> [DATASET ENTRIES]

※ ※ ※

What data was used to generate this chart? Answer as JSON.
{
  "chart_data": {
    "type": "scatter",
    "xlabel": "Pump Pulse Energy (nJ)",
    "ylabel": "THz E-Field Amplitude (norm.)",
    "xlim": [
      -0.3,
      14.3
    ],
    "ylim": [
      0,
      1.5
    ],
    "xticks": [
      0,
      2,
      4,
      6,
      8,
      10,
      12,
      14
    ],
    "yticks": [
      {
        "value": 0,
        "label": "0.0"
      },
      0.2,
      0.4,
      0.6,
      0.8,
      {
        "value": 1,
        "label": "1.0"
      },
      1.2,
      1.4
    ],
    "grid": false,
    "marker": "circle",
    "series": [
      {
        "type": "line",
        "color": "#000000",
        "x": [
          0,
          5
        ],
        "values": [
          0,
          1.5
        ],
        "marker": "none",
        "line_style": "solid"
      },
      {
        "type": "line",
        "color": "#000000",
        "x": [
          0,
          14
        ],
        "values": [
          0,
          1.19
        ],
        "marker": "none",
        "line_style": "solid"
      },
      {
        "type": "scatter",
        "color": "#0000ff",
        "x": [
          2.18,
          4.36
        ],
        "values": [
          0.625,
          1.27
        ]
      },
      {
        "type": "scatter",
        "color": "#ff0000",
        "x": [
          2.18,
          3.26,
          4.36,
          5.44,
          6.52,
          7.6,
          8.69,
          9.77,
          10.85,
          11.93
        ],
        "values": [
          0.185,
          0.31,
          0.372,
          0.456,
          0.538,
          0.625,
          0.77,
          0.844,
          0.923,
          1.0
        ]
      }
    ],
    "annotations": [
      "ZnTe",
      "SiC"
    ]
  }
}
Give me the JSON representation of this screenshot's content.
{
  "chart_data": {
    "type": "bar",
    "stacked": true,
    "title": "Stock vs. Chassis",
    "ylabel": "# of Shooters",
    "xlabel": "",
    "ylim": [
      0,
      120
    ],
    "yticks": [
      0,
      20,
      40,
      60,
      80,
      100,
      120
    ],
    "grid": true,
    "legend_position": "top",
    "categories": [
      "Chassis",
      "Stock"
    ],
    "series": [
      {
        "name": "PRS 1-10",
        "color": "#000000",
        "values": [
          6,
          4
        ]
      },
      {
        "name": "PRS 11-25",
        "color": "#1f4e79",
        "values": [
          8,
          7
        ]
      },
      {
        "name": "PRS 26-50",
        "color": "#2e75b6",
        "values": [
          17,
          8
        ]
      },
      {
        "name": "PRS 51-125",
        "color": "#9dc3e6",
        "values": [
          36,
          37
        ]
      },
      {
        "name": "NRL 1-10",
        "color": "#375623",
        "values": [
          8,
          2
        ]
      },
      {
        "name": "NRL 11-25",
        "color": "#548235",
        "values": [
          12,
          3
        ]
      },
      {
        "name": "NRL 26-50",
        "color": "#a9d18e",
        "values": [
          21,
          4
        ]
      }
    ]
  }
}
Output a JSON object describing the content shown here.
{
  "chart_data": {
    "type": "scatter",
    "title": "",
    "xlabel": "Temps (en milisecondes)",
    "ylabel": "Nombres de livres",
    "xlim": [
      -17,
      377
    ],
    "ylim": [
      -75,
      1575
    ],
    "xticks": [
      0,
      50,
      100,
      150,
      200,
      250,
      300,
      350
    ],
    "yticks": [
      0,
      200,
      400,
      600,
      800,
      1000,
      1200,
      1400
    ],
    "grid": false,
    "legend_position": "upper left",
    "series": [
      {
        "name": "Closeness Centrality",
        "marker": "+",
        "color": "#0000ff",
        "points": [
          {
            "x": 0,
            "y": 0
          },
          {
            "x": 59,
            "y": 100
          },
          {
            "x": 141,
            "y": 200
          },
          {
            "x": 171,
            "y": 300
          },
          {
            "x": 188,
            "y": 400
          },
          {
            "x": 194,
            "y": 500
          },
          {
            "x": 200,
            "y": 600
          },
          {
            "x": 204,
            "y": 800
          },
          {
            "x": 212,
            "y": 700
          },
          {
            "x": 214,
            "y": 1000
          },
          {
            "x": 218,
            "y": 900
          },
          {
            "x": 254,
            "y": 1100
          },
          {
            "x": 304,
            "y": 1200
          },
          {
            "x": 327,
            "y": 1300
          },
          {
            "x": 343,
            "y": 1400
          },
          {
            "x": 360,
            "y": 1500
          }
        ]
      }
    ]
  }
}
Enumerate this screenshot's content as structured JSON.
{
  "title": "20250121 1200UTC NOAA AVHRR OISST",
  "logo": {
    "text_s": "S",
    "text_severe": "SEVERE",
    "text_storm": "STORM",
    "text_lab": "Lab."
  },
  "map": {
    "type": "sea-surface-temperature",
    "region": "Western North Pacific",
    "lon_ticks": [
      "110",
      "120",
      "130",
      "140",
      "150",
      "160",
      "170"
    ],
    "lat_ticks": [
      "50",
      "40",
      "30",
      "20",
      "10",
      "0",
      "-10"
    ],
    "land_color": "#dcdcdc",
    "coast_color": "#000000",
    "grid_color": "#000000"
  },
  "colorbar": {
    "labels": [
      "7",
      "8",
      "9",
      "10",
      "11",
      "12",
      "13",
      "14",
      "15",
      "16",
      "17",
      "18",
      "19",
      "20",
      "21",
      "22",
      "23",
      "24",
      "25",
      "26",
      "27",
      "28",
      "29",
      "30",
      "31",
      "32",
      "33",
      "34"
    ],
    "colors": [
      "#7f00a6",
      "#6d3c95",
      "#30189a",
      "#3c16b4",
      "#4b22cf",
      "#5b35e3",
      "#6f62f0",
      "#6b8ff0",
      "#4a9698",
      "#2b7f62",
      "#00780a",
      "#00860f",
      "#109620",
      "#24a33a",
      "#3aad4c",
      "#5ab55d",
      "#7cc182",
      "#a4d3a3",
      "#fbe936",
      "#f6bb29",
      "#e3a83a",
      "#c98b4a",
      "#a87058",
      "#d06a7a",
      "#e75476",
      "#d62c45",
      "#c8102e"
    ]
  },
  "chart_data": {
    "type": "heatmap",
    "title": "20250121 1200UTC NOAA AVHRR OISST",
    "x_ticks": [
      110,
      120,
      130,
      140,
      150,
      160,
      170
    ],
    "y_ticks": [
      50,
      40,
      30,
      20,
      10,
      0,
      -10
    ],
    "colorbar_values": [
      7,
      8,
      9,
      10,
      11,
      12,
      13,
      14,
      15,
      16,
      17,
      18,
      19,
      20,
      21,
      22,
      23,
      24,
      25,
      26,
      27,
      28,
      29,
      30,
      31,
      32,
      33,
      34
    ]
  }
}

※ ※ ※

> [INSTRUCTION] Go through the records above and retype each one exactly.

> [WRITTEN RESPONSE]
What data was used to generate this chart? Answer as JSON.
{
  "chart_data": {
    "type": "scatter",
    "xlabel": "Pump Pulse Energy (nJ)",
    "ylabel": "THz E-Field Amplitude (norm.)",
    "xlim": [
      -0.3,
      14.3
    ],
    "ylim": [
      0,
      1.5
    ],
    "xticks": [
      0,
      2,
      4,
      6,
      8,
      10,
      12,
      14
    ],
    "yticks": [
      {
        "value": 0,
        "label": "0.0"
      },
      0.2,
      0.4,
      0.6,
      0.8,
      {
        "value": 1,
        "label": "1.0"
      },
      1.2,
      1.4
    ],
    "grid": false,
    "marker": "circle",
    "series": [
      {
        "type": "line",
        "color": "#000000",
        "x": [
          0,
          5
        ],
        "values": [
          0,
          1.5
        ],
        "marker": "none",
        "line_style": "solid"
      },
      {
        "type": "line",
        "color": "#000000",
        "x": [
          0,
          14
        ],
        "values": [
          0,
          1.19
        ],
        "marker": "none",
        "line_style": "solid"
      },
      {
        "type": "scatter",
        "color": "#0000ff",
        "x": [
          2.18,
          4.36
        ],
        "values": [
          0.625,
          1.27
        ]
      },
      {
        "type": "scatter",
        "color": "#ff0000",
        "x": [
          2.18,
          3.26,
          4.36,
          5.44,
          6.52,
          7.6,
          8.69,
          9.77,
          10.85,
          11.93
        ],
        "values": [
          0.185,
          0.31,
          0.372,
          0.456,
          0.538,
          0.625,
          0.77,
          0.844,
          0.923,
          1.0
        ]
      }
    ],
    "annotations": [
      "ZnTe",
      "SiC"
    ]
  }
}
Give me the JSON representation of this screenshot's content.
{
  "chart_data": {
    "type": "bar",
    "stacked": true,
    "title": "Stock vs. Chassis",
    "ylabel": "# of Shooters",
    "xlabel": "",
    "ylim": [
      0,
      120
    ],
    "yticks": [
      0,
      20,
      40,
      60,
      80,
      100,
      120
    ],
    "grid": true,
    "legend_position": "top",
    "categories": [
      "Chassis",
      "Stock"
    ],
    "series": [
      {
        "name": "PRS 1-10",
        "color": "#000000",
        "values": [
          6,
          4
        ]
      },
      {
        "name": "PRS 11-25",
        "color": "#1f4e79",
        "values": [
          8,
          7
        ]
      },
      {
        "name": "PRS 26-50",
        "color": "#2e75b6",
        "values": [
          17,
          8
        ]
      },
      {
        "name": "PRS 51-125",
        "color": "#9dc3e6",
        "values": [
          36,
          37
        ]
      },
      {
        "name": "NRL 1-10",
        "color": "#375623",
        "values": [
          8,
          2
        ]
      },
      {
        "name": "NRL 11-25",
        "color": "#548235",
        "values": [
          12,
          3
        ]
      },
      {
        "name": "NRL 26-50",
        "color": "#a9d18e",
        "values": [
          21,
          4
        ]
      }
    ]
  }
}
Output a JSON object describing the content shown here.
{
  "chart_data": {
    "type": "scatter",
    "title": "",
    "xlabel": "Temps (en milisecondes)",
    "ylabel": "Nombres de livres",
    "xlim": [
      -17,
      377
    ],
    "ylim": [
      -75,
      1575
    ],
    "xticks": [
      0,
      50,
      100,
      150,
      200,
      250,
      300,
      350
    ],
    "yticks": [
      0,
      200,
      400,
      600,
      800,
      1000,
      1200,
      1400
    ],
    "grid": false,
    "legend_position": "upper left",
    "series": [
      {
        "name": "Closeness Centrality",
        "marker": "+",
        "color": "#0000ff",
        "points": [
          {
            "x": 0,
            "y": 0
          },
          {
            "x": 59,
            "y": 100
          },
          {
            "x": 141,
            "y": 200
          },
          {
            "x": 171,
            "y": 300
          },
          {
            "x": 188,
            "y": 400
          },
          {
            "x": 194,
            "y": 500
          },
          {
            "x": 200,
            "y": 600
          },
          {
            "x": 204,
            "y": 800
          },
          {
            "x": 212,
            "y": 700
          },
          {
            "x": 214,
            "y": 1000
          },
          {
            "x": 218,
            "y": 900
          },
          {
            "x": 254,
            "y": 1100
          },
          {
            "x": 304,
            "y": 1200
          },
          {
            "x": 327,
            "y": 1300
          },
          {
            "x": 343,
            "y": 1400
          },
          {
            "x": 360,
            "y": 1500
          }
        ]
      }
    ]
  }
}
Enumerate this screenshot's content as structured JSON.
{
  "title": "20250121 1200UTC NOAA AVHRR OISST",
  "logo": {
    "text_s": "S",
    "text_severe": "SEVERE",
    "text_storm": "STORM",
    "text_lab": "Lab."
  },
  "map": {
    "type": "sea-surface-temperature",
    "region": "Western North Pacific",
    "lon_ticks": [
      "110",
      "120",
      "130",
      "140",
      "150",
      "160",
      "170"
    ],
    "lat_ticks": [
      "50",
      "40",
      "30",
      "20",
      "10",
      "0",
      "-10"
    ],
    "land_color": "#dcdcdc",
    "coast_color": "#000000",
    "grid_color": "#000000"
  },
  "colorbar": {
    "labels": [
      "7",
      "8",
      "9",
      "10",
      "11",
      "12",
      "13",
      "14",
      "15",
      "16",
      "17",
      "18",
      "19",
      "20",
      "21",
      "22",
      "23",
      "24",
      "25",
      "26",
      "27",
      "28",
      "29",
      "30",
      "31",
      "32",
      "33",
      "34"
    ],
    "colors": [
      "#7f00a6",
      "#6d3c95",
      "#30189a",
      "#3c16b4",
      "#4b22cf",
      "#5b35e3",
      "#6f62f0",
      "#6b8ff0",
      "#4a9698",
      "#2b7f62",
      "#00780a",
      "#00860f",
      "#109620",
      "#24a33a",
      "#3aad4c",
      "#5ab55d",
      "#7cc182",
      "#a4d3a3",
      "#fbe936",
      "#f6bb29",
      "#e3a83a",
      "#c98b4a",
      "#a87058",
      "#d06a7a",
      "#e75476",
      "#d62c45",
      "#c8102e"
    ]
  },
  "chart_data": {
    "type": "heatmap",
    "title": "20250121 1200UTC NOAA AVHRR OISST",
    "x_ticks": [
      110,
      120,
      130,
      140,
      150,
      160,
      170
    ],
    "y_ticks": [
      50,
      40,
      30,
      20,
      10,
      0,
      -10
    ],
    "colorbar_values": [
      7,
      8,
      9,
      10,
      11,
      12,
      13,
      14,
      15,
      16,
      17,
      18,
      19,
      20,
      21,
      22,
      23,
      24,
      25,
      26,
      27,
      28,
      29,
      30,
      31,
      32,
      33,
      34
    ]
  }
}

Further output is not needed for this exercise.